• **What you have to do**: Count how many lines contain the word "color". Respond with the number alone.

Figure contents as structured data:
□ □ □
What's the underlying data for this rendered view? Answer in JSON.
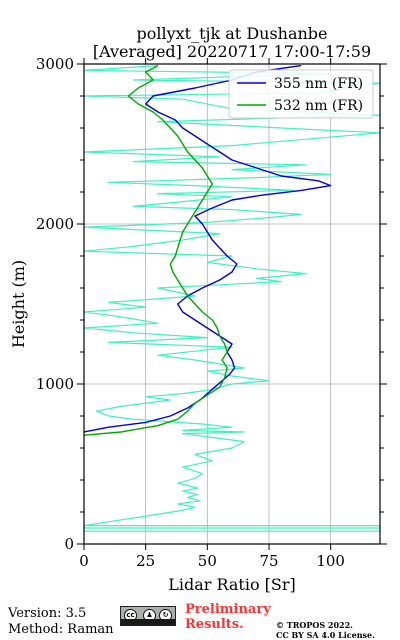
{
  "chart_data": {
    "type": "line",
    "title": "pollyxt_tjk at Dushanbe",
    "subtitle": "[Averaged] 20220717 17:00-17:59",
    "xlabel": "Lidar Ratio [Sr]",
    "ylabel": "Height (m)",
    "xlim": [
      0,
      120
    ],
    "ylim": [
      0,
      3000
    ],
    "xticks": [
      0,
      25,
      50,
      75,
      100
    ],
    "yticks": [
      0,
      1000,
      2000,
      3000
    ],
    "grid": true,
    "legend_position": "top-right",
    "series": [
      {
        "name": "",
        "color": "#40f0c0",
        "points": [
          [
            120,
            80
          ],
          [
            0,
            80
          ],
          [
            0,
            100
          ],
          [
            120,
            100
          ],
          [
            120,
            115
          ],
          [
            0,
            115
          ],
          [
            40,
            210
          ],
          [
            45,
            230
          ],
          [
            38,
            250
          ],
          [
            47,
            270
          ],
          [
            42,
            290
          ],
          [
            46,
            310
          ],
          [
            40,
            330
          ],
          [
            46,
            350
          ],
          [
            38,
            380
          ],
          [
            45,
            410
          ],
          [
            48,
            440
          ],
          [
            40,
            480
          ],
          [
            52,
            520
          ],
          [
            45,
            560
          ],
          [
            60,
            600
          ],
          [
            65,
            640
          ],
          [
            55,
            660
          ],
          [
            40,
            690
          ],
          [
            65,
            700
          ],
          [
            40,
            710
          ],
          [
            60,
            730
          ],
          [
            48,
            750
          ],
          [
            38,
            760
          ],
          [
            20,
            780
          ],
          [
            10,
            800
          ],
          [
            5,
            830
          ],
          [
            15,
            860
          ],
          [
            35,
            900
          ],
          [
            25,
            920
          ],
          [
            40,
            940
          ],
          [
            50,
            960
          ],
          [
            60,
            1000
          ],
          [
            75,
            1020
          ],
          [
            60,
            1050
          ],
          [
            50,
            1080
          ],
          [
            65,
            1100
          ],
          [
            45,
            1150
          ],
          [
            30,
            1180
          ],
          [
            60,
            1230
          ],
          [
            10,
            1260
          ],
          [
            50,
            1290
          ],
          [
            20,
            1320
          ],
          [
            0,
            1350
          ],
          [
            30,
            1380
          ],
          [
            15,
            1420
          ],
          [
            0,
            1450
          ],
          [
            25,
            1480
          ],
          [
            10,
            1510
          ],
          [
            45,
            1550
          ],
          [
            30,
            1600
          ],
          [
            55,
            1620
          ],
          [
            80,
            1640
          ],
          [
            70,
            1660
          ],
          [
            90,
            1690
          ],
          [
            70,
            1720
          ],
          [
            50,
            1760
          ],
          [
            60,
            1800
          ],
          [
            0,
            1830
          ],
          [
            20,
            1860
          ],
          [
            40,
            1900
          ],
          [
            55,
            1940
          ],
          [
            0,
            1980
          ],
          [
            50,
            2010
          ],
          [
            75,
            2040
          ],
          [
            88,
            2060
          ],
          [
            60,
            2090
          ],
          [
            20,
            2110
          ],
          [
            40,
            2140
          ],
          [
            60,
            2170
          ],
          [
            30,
            2190
          ],
          [
            85,
            2210
          ],
          [
            45,
            2240
          ],
          [
            10,
            2260
          ],
          [
            70,
            2290
          ],
          [
            100,
            2310
          ],
          [
            60,
            2340
          ],
          [
            90,
            2370
          ],
          [
            20,
            2390
          ],
          [
            55,
            2420
          ],
          [
            0,
            2450
          ],
          [
            60,
            2490
          ],
          [
            120,
            2570
          ],
          [
            80,
            2600
          ],
          [
            30,
            2640
          ],
          [
            120,
            2680
          ],
          [
            60,
            2720
          ],
          [
            40,
            2780
          ],
          [
            0,
            2800
          ],
          [
            95,
            2820
          ],
          [
            120,
            2880
          ],
          [
            20,
            2900
          ],
          [
            100,
            2940
          ],
          [
            0,
            2960
          ],
          [
            30,
            2990
          ]
        ]
      },
      {
        "name": "355 nm (FR)",
        "color": "#0000dd",
        "points": [
          [
            0,
            700
          ],
          [
            10,
            730
          ],
          [
            25,
            760
          ],
          [
            35,
            800
          ],
          [
            42,
            850
          ],
          [
            47,
            900
          ],
          [
            50,
            940
          ],
          [
            53,
            980
          ],
          [
            56,
            1020
          ],
          [
            59,
            1060
          ],
          [
            61,
            1100
          ],
          [
            60,
            1150
          ],
          [
            58,
            1200
          ],
          [
            60,
            1250
          ],
          [
            55,
            1300
          ],
          [
            50,
            1350
          ],
          [
            45,
            1400
          ],
          [
            40,
            1450
          ],
          [
            38,
            1500
          ],
          [
            42,
            1550
          ],
          [
            48,
            1600
          ],
          [
            55,
            1650
          ],
          [
            60,
            1700
          ],
          [
            62,
            1750
          ],
          [
            58,
            1800
          ],
          [
            55,
            1850
          ],
          [
            52,
            1900
          ],
          [
            50,
            1950
          ],
          [
            48,
            2000
          ],
          [
            45,
            2050
          ],
          [
            52,
            2100
          ],
          [
            60,
            2150
          ],
          [
            72,
            2180
          ],
          [
            88,
            2210
          ],
          [
            100,
            2240
          ],
          [
            95,
            2270
          ],
          [
            80,
            2300
          ],
          [
            70,
            2350
          ],
          [
            60,
            2400
          ],
          [
            55,
            2450
          ],
          [
            50,
            2500
          ],
          [
            45,
            2550
          ],
          [
            40,
            2600
          ],
          [
            37,
            2650
          ],
          [
            30,
            2700
          ],
          [
            25,
            2750
          ],
          [
            28,
            2800
          ],
          [
            45,
            2850
          ],
          [
            60,
            2900
          ],
          [
            70,
            2950
          ],
          [
            88,
            2990
          ]
        ]
      },
      {
        "name": "532 nm (FR)",
        "color": "#00aa00",
        "points": [
          [
            0,
            680
          ],
          [
            15,
            700
          ],
          [
            30,
            740
          ],
          [
            38,
            780
          ],
          [
            42,
            830
          ],
          [
            45,
            880
          ],
          [
            50,
            930
          ],
          [
            55,
            980
          ],
          [
            57,
            1040
          ],
          [
            58,
            1100
          ],
          [
            56,
            1150
          ],
          [
            58,
            1200
          ],
          [
            57,
            1250
          ],
          [
            55,
            1300
          ],
          [
            54,
            1350
          ],
          [
            52,
            1400
          ],
          [
            48,
            1450
          ],
          [
            45,
            1500
          ],
          [
            42,
            1550
          ],
          [
            40,
            1600
          ],
          [
            38,
            1650
          ],
          [
            36,
            1700
          ],
          [
            35,
            1750
          ],
          [
            37,
            1800
          ],
          [
            38,
            1850
          ],
          [
            39,
            1900
          ],
          [
            40,
            1950
          ],
          [
            42,
            2000
          ],
          [
            44,
            2050
          ],
          [
            46,
            2100
          ],
          [
            48,
            2150
          ],
          [
            50,
            2200
          ],
          [
            52,
            2250
          ],
          [
            50,
            2300
          ],
          [
            48,
            2350
          ],
          [
            45,
            2400
          ],
          [
            42,
            2450
          ],
          [
            40,
            2500
          ],
          [
            38,
            2550
          ],
          [
            35,
            2600
          ],
          [
            32,
            2650
          ],
          [
            28,
            2700
          ],
          [
            22,
            2750
          ],
          [
            18,
            2800
          ],
          [
            22,
            2850
          ],
          [
            28,
            2900
          ],
          [
            25,
            2950
          ],
          [
            30,
            2990
          ]
        ]
      }
    ]
  },
  "footer": {
    "version": "Version: 3.5",
    "method": "Method: Raman",
    "cc_icons": [
      "cc",
      "by",
      "sa"
    ],
    "preliminary_line1": "Preliminary",
    "preliminary_line2": "Results.",
    "copyright_line1": "© TROPOS 2022.",
    "copyright_line2": "CC BY SA 4.0 License."
  }
}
□ □ □
• **Exercise output**: 3